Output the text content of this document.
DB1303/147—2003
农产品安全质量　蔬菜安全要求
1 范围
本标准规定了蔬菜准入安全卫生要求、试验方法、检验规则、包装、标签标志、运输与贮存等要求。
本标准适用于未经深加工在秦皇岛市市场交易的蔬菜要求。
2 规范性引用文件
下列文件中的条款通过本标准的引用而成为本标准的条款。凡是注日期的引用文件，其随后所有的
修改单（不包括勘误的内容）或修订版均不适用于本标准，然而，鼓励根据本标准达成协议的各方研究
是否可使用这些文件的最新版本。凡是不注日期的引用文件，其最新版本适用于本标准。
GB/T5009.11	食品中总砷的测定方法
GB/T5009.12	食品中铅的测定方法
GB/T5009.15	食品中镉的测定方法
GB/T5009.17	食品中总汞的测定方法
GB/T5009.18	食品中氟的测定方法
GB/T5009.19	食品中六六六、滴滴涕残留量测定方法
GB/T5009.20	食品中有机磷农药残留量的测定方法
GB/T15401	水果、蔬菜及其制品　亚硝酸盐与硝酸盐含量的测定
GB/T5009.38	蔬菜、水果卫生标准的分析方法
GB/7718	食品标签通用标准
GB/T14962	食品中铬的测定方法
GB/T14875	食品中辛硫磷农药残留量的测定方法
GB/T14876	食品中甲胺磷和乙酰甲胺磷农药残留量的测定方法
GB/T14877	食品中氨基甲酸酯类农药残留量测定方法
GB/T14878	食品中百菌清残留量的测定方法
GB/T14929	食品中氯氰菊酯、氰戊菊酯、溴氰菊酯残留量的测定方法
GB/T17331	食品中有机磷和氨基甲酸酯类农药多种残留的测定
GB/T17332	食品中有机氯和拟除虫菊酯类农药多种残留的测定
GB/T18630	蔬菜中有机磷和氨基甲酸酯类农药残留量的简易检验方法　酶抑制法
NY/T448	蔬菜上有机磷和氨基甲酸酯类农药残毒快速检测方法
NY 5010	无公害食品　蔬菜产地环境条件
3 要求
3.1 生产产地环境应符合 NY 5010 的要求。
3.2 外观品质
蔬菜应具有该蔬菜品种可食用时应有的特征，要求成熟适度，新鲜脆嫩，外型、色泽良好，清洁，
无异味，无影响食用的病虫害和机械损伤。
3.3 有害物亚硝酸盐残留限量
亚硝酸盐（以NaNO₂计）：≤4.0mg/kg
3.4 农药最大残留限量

INSTRUCTIONS FOR THE TASK:
All of the entries must be written out exactly as they stand.

SOLUTION TO THIS TASK:
Output the text content of this document.
DB1303/147—2003
农产品安全质量　蔬菜安全要求
1 范围
本标准规定了蔬菜准入安全卫生要求、试验方法、检验规则、包装、标签标志、运输与贮存等要求。
本标准适用于未经深加工在秦皇岛市市场交易的蔬菜要求。
2 规范性引用文件
下列文件中的条款通过本标准的引用而成为本标准的条款。凡是注日期的引用文件，其随后所有的
修改单（不包括勘误的内容）或修订版均不适用于本标准，然而，鼓励根据本标准达成协议的各方研究
是否可使用这些文件的最新版本。凡是不注日期的引用文件，其最新版本适用于本标准。
GB/T5009.11	食品中总砷的测定方法
GB/T5009.12	食品中铅的测定方法
GB/T5009.15	食品中镉的测定方法
GB/T5009.17	食品中总汞的测定方法
GB/T5009.18	食品中氟的测定方法
GB/T5009.19	食品中六六六、滴滴涕残留量测定方法
GB/T5009.20	食品中有机磷农药残留量的测定方法
GB/T15401	水果、蔬菜及其制品　亚硝酸盐与硝酸盐含量的测定
GB/T5009.38	蔬菜、水果卫生标准的分析方法
GB/7718	食品标签通用标准
GB/T14962	食品中铬的测定方法
GB/T14875	食品中辛硫磷农药残留量的测定方法
GB/T14876	食品中甲胺磷和乙酰甲胺磷农药残留量的测定方法
GB/T14877	食品中氨基甲酸酯类农药残留量测定方法
GB/T14878	食品中百菌清残留量的测定方法
GB/T14929	食品中氯氰菊酯、氰戊菊酯、溴氰菊酯残留量的测定方法
GB/T17331	食品中有机磷和氨基甲酸酯类农药多种残留的测定
GB/T17332	食品中有机氯和拟除虫菊酯类农药多种残留的测定
GB/T18630	蔬菜中有机磷和氨基甲酸酯类农药残留量的简易检验方法　酶抑制法
NY/T448	蔬菜上有机磷和氨基甲酸酯类农药残毒快速检测方法
NY 5010	无公害食品　蔬菜产地环境条件
3 要求
3.1 生产产地环境应符合 NY 5010 的要求。
3.2 外观品质
蔬菜应具有该蔬菜品种可食用时应有的特征，要求成熟适度，新鲜脆嫩，外型、色泽良好，清洁，
无异味，无影响食用的病虫害和机械损伤。
3.3 有害物亚硝酸盐残留限量
亚硝酸盐（以NaNO₂计）：≤4.0mg/kg
3.4 农药最大残留限量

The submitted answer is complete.